▸ **Directions**:
Reproduce all entries verbatim, with nothing added or dropped.

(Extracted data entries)
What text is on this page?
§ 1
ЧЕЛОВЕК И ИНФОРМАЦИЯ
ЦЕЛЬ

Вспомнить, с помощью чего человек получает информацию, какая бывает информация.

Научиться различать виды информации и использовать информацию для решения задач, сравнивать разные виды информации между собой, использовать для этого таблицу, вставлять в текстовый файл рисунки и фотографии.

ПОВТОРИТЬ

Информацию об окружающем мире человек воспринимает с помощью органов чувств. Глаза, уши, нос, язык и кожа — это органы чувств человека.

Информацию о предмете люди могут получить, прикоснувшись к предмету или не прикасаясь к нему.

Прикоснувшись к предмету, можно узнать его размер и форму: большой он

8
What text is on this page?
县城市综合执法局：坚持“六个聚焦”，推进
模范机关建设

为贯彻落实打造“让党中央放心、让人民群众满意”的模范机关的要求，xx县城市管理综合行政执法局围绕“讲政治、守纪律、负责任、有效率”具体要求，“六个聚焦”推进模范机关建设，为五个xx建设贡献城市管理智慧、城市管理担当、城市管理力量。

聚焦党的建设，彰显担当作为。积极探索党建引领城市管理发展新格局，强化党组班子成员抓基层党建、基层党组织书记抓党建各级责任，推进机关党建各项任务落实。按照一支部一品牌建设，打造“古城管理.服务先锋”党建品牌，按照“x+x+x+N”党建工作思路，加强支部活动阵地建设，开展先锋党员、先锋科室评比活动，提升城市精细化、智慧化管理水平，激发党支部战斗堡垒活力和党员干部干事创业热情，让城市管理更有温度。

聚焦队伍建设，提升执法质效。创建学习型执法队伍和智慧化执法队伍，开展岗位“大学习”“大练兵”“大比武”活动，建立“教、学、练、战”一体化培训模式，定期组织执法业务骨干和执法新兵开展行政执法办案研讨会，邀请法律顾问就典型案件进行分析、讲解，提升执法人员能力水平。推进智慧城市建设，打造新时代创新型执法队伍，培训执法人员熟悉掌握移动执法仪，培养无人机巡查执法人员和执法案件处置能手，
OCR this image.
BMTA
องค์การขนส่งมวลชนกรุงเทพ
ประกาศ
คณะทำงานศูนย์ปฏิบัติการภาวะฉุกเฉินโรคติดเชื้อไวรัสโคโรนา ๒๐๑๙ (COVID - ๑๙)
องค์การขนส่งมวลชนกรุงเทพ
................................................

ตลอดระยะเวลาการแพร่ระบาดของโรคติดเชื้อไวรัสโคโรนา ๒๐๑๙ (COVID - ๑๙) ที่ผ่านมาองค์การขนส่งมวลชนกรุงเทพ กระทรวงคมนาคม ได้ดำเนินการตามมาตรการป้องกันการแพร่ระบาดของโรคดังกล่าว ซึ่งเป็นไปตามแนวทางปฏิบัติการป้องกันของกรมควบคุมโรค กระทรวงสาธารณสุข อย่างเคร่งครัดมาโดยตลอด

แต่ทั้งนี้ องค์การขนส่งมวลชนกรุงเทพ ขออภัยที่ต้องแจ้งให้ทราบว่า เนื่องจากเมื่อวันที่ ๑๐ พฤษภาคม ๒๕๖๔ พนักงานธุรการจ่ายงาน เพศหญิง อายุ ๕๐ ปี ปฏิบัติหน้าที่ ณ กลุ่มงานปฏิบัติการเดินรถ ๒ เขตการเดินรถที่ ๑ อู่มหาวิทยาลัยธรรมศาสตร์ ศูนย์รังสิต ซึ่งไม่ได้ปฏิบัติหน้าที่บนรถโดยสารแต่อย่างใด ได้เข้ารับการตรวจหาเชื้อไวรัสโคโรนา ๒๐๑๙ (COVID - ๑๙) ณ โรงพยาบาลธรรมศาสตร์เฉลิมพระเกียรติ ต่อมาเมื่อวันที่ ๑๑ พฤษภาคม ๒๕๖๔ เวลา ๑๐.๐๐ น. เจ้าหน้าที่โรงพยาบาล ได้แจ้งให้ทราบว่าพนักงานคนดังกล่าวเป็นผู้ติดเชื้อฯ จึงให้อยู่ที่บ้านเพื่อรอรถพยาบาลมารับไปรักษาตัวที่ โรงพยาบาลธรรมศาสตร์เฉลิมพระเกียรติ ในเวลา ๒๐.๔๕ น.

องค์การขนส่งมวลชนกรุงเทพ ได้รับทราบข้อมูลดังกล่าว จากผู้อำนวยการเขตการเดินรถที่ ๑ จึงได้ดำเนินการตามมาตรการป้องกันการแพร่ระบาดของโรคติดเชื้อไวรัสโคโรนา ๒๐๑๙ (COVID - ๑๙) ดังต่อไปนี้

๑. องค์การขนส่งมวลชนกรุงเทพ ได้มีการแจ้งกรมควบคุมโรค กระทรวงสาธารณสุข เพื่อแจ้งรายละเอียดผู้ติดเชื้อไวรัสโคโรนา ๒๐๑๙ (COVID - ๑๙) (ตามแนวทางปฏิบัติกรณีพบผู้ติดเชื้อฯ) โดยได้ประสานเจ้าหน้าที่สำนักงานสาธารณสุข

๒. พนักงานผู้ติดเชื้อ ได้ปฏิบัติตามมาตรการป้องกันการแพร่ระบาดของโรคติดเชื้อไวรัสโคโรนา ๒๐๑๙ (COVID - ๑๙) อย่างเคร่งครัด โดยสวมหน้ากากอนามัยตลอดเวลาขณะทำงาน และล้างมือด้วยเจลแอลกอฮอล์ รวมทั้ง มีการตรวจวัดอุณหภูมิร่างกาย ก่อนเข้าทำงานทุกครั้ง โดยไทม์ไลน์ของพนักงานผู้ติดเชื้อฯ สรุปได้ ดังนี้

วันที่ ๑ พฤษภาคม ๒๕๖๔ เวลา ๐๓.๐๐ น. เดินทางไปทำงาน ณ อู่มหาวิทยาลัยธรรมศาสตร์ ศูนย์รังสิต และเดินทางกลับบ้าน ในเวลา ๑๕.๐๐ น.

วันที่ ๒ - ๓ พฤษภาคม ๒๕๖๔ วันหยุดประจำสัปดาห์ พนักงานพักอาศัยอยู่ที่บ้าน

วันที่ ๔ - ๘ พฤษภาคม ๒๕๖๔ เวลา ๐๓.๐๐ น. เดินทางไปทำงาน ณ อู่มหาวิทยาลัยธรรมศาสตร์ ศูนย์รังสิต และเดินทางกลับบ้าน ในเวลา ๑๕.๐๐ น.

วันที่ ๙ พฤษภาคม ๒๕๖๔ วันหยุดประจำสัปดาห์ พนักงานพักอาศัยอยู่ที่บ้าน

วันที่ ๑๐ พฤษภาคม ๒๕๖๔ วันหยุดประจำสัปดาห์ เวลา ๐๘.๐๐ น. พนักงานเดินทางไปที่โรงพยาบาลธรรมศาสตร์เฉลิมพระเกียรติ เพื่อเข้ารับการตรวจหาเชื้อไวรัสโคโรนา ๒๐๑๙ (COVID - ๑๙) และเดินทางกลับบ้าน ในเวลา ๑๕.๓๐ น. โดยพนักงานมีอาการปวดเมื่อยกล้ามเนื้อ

▸ **The response**:
What text is on this page?
§ 1
ЧЕЛОВЕК И ИНФОРМАЦИЯ
ЦЕЛЬ

Вспомнить, с помощью чего человек получает информацию, какая бывает информация.

Научиться различать виды информации и использовать информацию для решения задач, сравнивать разные виды информации между собой, использовать для этого таблицу, вставлять в текстовый файл рисунки и фотографии.

ПОВТОРИТЬ

Информацию об окружающем мире человек воспринимает с помощью органов чувств. Глаза, уши, нос, язык и кожа — это органы чувств человека.

Информацию о предмете люди могут получить, прикоснувшись к предмету или не прикасаясь к нему.

Прикоснувшись к предмету, можно узнать его размер и форму: большой он

8
What text is on this page?
县城市综合执法局：坚持“六个聚焦”，推进
模范机关建设

为贯彻落实打造“让党中央放心、让人民群众满意”的模范机关的要求，xx县城市管理综合行政执法局围绕“讲政治、守纪律、负责任、有效率”具体要求，“六个聚焦”推进模范机关建设，为五个xx建设贡献城市管理智慧、城市管理担当、城市管理力量。

聚焦党的建设，彰显担当作为。积极探索党建引领城市管理发展新格局，强化党组班子成员抓基层党建、基层党组织书记抓党建各级责任，推进机关党建各项任务落实。按照一支部一品牌建设，打造“古城管理.服务先锋”党建品牌，按照“x+x+x+N”党建工作思路，加强支部活动阵地建设，开展先锋党员、先锋科室评比活动，提升城市精细化、智慧化管理水平，激发党支部战斗堡垒活力和党员干部干事创业热情，让城市管理更有温度。

聚焦队伍建设，提升执法质效。创建学习型执法队伍和智慧化执法队伍，开展岗位“大学习”“大练兵”“大比武”活动，建立“教、学、练、战”一体化培训模式，定期组织执法业务骨干和执法新兵开展行政执法办案研讨会，邀请法律顾问就典型案件进行分析、讲解，提升执法人员能力水平。推进智慧城市建设，打造新时代创新型执法队伍，培训执法人员熟悉掌握移动执法仪，培养无人机巡查执法人员和执法案件处置能手，
OCR this image.
BMTA
องค์การขนส่งมวลชนกรุงเทพ
ประกาศ
คณะทำงานศูนย์ปฏิบัติการภาวะฉุกเฉินโรคติดเชื้อไวรัสโคโรนา ๒๐๑๙ (COVID - ๑๙)
องค์การขนส่งมวลชนกรุงเทพ
................................................

ตลอดระยะเวลาการแพร่ระบาดของโรคติดเชื้อไวรัสโคโรนา ๒๐๑๙ (COVID - ๑๙) ที่ผ่านมาองค์การขนส่งมวลชนกรุงเทพ กระทรวงคมนาคม ได้ดำเนินการตามมาตรการป้องกันการแพร่ระบาดของโรคดังกล่าว ซึ่งเป็นไปตามแนวทางปฏิบัติการป้องกันของกรมควบคุมโรค กระทรวงสาธารณสุข อย่างเคร่งครัดมาโดยตลอด

แต่ทั้งนี้ องค์การขนส่งมวลชนกรุงเทพ ขออภัยที่ต้องแจ้งให้ทราบว่า เนื่องจากเมื่อวันที่ ๑๐ พฤษภาคม ๒๕๖๔ พนักงานธุรการจ่ายงาน เพศหญิง อายุ ๕๐ ปี ปฏิบัติหน้าที่ ณ กลุ่มงานปฏิบัติการเดินรถ ๒ เขตการเดินรถที่ ๑ อู่มหาวิทยาลัยธรรมศาสตร์ ศูนย์รังสิต ซึ่งไม่ได้ปฏิบัติหน้าที่บนรถโดยสารแต่อย่างใด ได้เข้ารับการตรวจหาเชื้อไวรัสโคโรนา ๒๐๑๙ (COVID - ๑๙) ณ โรงพยาบาลธรรมศาสตร์เฉลิมพระเกียรติ ต่อมาเมื่อวันที่ ๑๑ พฤษภาคม ๒๕๖๔ เวลา ๑๐.๐๐ น. เจ้าหน้าที่โรงพยาบาล ได้แจ้งให้ทราบว่าพนักงานคนดังกล่าวเป็นผู้ติดเชื้อฯ จึงให้อยู่ที่บ้านเพื่อรอรถพยาบาลมารับไปรักษาตัวที่ โรงพยาบาลธรรมศาสตร์เฉลิมพระเกียรติ ในเวลา ๒๐.๔๕ น.

องค์การขนส่งมวลชนกรุงเทพ ได้รับทราบข้อมูลดังกล่าว จากผู้อำนวยการเขตการเดินรถที่ ๑ จึงได้ดำเนินการตามมาตรการป้องกันการแพร่ระบาดของโรคติดเชื้อไวรัสโคโรนา ๒๐๑๙ (COVID - ๑๙) ดังต่อไปนี้

๑. องค์การขนส่งมวลชนกรุงเทพ ได้มีการแจ้งกรมควบคุมโรค กระทรวงสาธารณสุข เพื่อแจ้งรายละเอียดผู้ติดเชื้อไวรัสโคโรนา ๒๐๑๙ (COVID - ๑๙) (ตามแนวทางปฏิบัติกรณีพบผู้ติดเชื้อฯ) โดยได้ประสานเจ้าหน้าที่สำนักงานสาธารณสุข

๒. พนักงานผู้ติดเชื้อ ได้ปฏิบัติตามมาตรการป้องกันการแพร่ระบาดของโรคติดเชื้อไวรัสโคโรนา ๒๐๑๙ (COVID - ๑๙) อย่างเคร่งครัด โดยสวมหน้ากากอนามัยตลอดเวลาขณะทำงาน และล้างมือด้วยเจลแอลกอฮอล์ รวมทั้ง มีการตรวจวัดอุณหภูมิร่างกาย ก่อนเข้าทำงานทุกครั้ง โดยไทม์ไลน์ของพนักงานผู้ติดเชื้อฯ สรุปได้ ดังนี้

วันที่ ๑ พฤษภาคม ๒๕๖๔ เวลา ๐๓.๐๐ น. เดินทางไปทำงาน ณ อู่มหาวิทยาลัยธรรมศาสตร์ ศูนย์รังสิต และเดินทางกลับบ้าน ในเวลา ๑๕.๐๐ น.

วันที่ ๒ - ๓ พฤษภาคม ๒๕๖๔ วันหยุดประจำสัปดาห์ พนักงานพักอาศัยอยู่ที่บ้าน

วันที่ ๔ - ๘ พฤษภาคม ๒๕๖๔ เวลา ๐๓.๐๐ น. เดินทางไปทำงาน ณ อู่มหาวิทยาลัยธรรมศาสตร์ ศูนย์รังสิต และเดินทางกลับบ้าน ในเวลา ๑๕.๐๐ น.

วันที่ ๙ พฤษภาคม ๒๕๖๔ วันหยุดประจำสัปดาห์ พนักงานพักอาศัยอยู่ที่บ้าน

วันที่ ๑๐ พฤษภาคม ๒๕๖๔ วันหยุดประจำสัปดาห์ เวลา ๐๘.๐๐ น. พนักงานเดินทางไปที่โรงพยาบาลธรรมศาสตร์เฉลิมพระเกียรติ เพื่อเข้ารับการตรวจหาเชื้อไวรัสโคโรนา ๒๐๑๙ (COVID - ๑๙) และเดินทางกลับบ้าน ในเวลา ๑๕.๓๐ น. โดยพนักงานมีอาการปวดเมื่อยกล้ามเนื้อ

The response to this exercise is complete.